== DATA EXCERPTS ==
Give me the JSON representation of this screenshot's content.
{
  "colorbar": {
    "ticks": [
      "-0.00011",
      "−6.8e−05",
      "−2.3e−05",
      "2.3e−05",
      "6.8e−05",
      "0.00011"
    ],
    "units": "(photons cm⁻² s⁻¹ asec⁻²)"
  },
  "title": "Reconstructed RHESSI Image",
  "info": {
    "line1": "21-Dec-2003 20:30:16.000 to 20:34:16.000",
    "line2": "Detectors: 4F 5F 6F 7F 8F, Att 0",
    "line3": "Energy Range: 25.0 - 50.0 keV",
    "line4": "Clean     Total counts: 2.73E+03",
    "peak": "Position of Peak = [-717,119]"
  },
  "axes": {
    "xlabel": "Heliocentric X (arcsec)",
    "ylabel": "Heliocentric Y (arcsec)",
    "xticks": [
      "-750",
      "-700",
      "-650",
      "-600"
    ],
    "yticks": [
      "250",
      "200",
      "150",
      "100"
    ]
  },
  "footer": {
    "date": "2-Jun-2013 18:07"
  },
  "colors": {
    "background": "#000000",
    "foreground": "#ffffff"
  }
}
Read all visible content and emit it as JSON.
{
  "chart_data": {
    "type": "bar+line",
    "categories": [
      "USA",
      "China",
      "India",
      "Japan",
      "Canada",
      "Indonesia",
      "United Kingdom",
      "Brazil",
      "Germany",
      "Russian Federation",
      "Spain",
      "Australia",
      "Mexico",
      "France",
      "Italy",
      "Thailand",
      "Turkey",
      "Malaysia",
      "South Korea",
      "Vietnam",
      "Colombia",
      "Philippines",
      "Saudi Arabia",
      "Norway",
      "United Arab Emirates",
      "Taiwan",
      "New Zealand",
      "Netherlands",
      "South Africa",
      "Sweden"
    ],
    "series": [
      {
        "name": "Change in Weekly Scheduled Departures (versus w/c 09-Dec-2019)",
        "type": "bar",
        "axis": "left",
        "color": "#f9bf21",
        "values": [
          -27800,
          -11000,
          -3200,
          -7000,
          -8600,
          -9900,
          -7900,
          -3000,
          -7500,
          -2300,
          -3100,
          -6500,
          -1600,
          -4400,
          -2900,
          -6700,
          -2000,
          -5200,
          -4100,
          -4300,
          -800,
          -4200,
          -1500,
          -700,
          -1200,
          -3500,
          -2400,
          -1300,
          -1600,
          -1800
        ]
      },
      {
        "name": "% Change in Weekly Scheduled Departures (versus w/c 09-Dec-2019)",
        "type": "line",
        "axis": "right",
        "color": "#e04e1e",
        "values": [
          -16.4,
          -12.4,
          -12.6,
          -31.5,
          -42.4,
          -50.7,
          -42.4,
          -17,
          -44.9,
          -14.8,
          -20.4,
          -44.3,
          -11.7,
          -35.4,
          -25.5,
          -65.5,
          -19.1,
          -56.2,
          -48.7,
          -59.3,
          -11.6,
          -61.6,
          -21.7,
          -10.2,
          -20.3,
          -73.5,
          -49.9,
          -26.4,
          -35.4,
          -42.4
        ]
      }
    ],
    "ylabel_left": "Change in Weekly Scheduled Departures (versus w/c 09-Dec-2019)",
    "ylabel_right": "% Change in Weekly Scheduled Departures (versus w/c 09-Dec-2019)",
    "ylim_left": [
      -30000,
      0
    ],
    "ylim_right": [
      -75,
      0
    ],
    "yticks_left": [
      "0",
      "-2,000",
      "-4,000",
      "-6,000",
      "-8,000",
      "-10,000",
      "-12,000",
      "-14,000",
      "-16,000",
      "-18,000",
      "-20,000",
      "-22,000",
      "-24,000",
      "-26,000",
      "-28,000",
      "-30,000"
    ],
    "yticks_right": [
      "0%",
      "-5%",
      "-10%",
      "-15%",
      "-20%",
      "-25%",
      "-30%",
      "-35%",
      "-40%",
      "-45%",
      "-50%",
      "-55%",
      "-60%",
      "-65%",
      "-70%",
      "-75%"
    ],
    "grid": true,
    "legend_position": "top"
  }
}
===
** GIVEN INSTRUCTION **
Please reproduce all of the entries exactly as they stand.

** SOLVED EXERCISE **
Give me the JSON representation of this screenshot's content.
{
  "colorbar": {
    "ticks": [
      "-0.00011",
      "−6.8e−05",
      "−2.3e−05",
      "2.3e−05",
      "6.8e−05",
      "0.00011"
    ],
    "units": "(photons cm⁻² s⁻¹ asec⁻²)"
  },
  "title": "Reconstructed RHESSI Image",
  "info": {
    "line1": "21-Dec-2003 20:30:16.000 to 20:34:16.000",
    "line2": "Detectors: 4F 5F 6F 7F 8F, Att 0",
    "line3": "Energy Range: 25.0 - 50.0 keV",
    "line4": "Clean     Total counts: 2.73E+03",
    "peak": "Position of Peak = [-717,119]"
  },
  "axes": {
    "xlabel": "Heliocentric X (arcsec)",
    "ylabel": "Heliocentric Y (arcsec)",
    "xticks": [
      "-750",
      "-700",
      "-650",
      "-600"
    ],
    "yticks": [
      "250",
      "200",
      "150",
      "100"
    ]
  },
  "footer": {
    "date": "2-Jun-2013 18:07"
  },
  "colors": {
    "background": "#000000",
    "foreground": "#ffffff"
  }
}
Read all visible content and emit it as JSON.
{
  "chart_data": {
    "type": "bar+line",
    "categories": [
      "USA",
      "China",
      "India",
      "Japan",
      "Canada",
      "Indonesia",
      "United Kingdom",
      "Brazil",
      "Germany",
      "Russian Federation",
      "Spain",
      "Australia",
      "Mexico",
      "France",
      "Italy",
      "Thailand",
      "Turkey",
      "Malaysia",
      "South Korea",
      "Vietnam",
      "Colombia",
      "Philippines",
      "Saudi Arabia",
      "Norway",
      "United Arab Emirates",
      "Taiwan",
      "New Zealand",
      "Netherlands",
      "South Africa",
      "Sweden"
    ],
    "series": [
      {
        "name": "Change in Weekly Scheduled Departures (versus w/c 09-Dec-2019)",
        "type": "bar",
        "axis": "left",
        "color": "#f9bf21",
        "values": [
          -27800,
          -11000,
          -3200,
          -7000,
          -8600,
          -9900,
          -7900,
          -3000,
          -7500,
          -2300,
          -3100,
          -6500,
          -1600,
          -4400,
          -2900,
          -6700,
          -2000,
          -5200,
          -4100,
          -4300,
          -800,
          -4200,
          -1500,
          -700,
          -1200,
          -3500,
          -2400,
          -1300,
          -1600,
          -1800
        ]
      },
      {
        "name": "% Change in Weekly Scheduled Departures (versus w/c 09-Dec-2019)",
        "type": "line",
        "axis": "right",
        "color": "#e04e1e",
        "values": [
          -16.4,
          -12.4,
          -12.6,
          -31.5,
          -42.4,
          -50.7,
          -42.4,
          -17,
          -44.9,
          -14.8,
          -20.4,
          -44.3,
          -11.7,
          -35.4,
          -25.5,
          -65.5,
          -19.1,
          -56.2,
          -48.7,
          -59.3,
          -11.6,
          -61.6,
          -21.7,
          -10.2,
          -20.3,
          -73.5,
          -49.9,
          -26.4,
          -35.4,
          -42.4
        ]
      }
    ],
    "ylabel_left": "Change in Weekly Scheduled Departures (versus w/c 09-Dec-2019)",
    "ylabel_right": "% Change in Weekly Scheduled Departures (versus w/c 09-Dec-2019)",
    "ylim_left": [
      -30000,
      0
    ],
    "ylim_right": [
      -75,
      0
    ],
    "yticks_left": [
      "0",
      "-2,000",
      "-4,000",
      "-6,000",
      "-8,000",
      "-10,000",
      "-12,000",
      "-14,000",
      "-16,000",
      "-18,000",
      "-20,000",
      "-22,000",
      "-24,000",
      "-26,000",
      "-28,000",
      "-30,000"
    ],
    "yticks_right": [
      "0%",
      "-5%",
      "-10%",
      "-15%",
      "-20%",
      "-25%",
      "-30%",
      "-35%",
      "-40%",
      "-45%",
      "-50%",
      "-55%",
      "-60%",
      "-65%",
      "-70%",
      "-75%"
    ],
    "grid": true,
    "legend_position": "top"
  }
}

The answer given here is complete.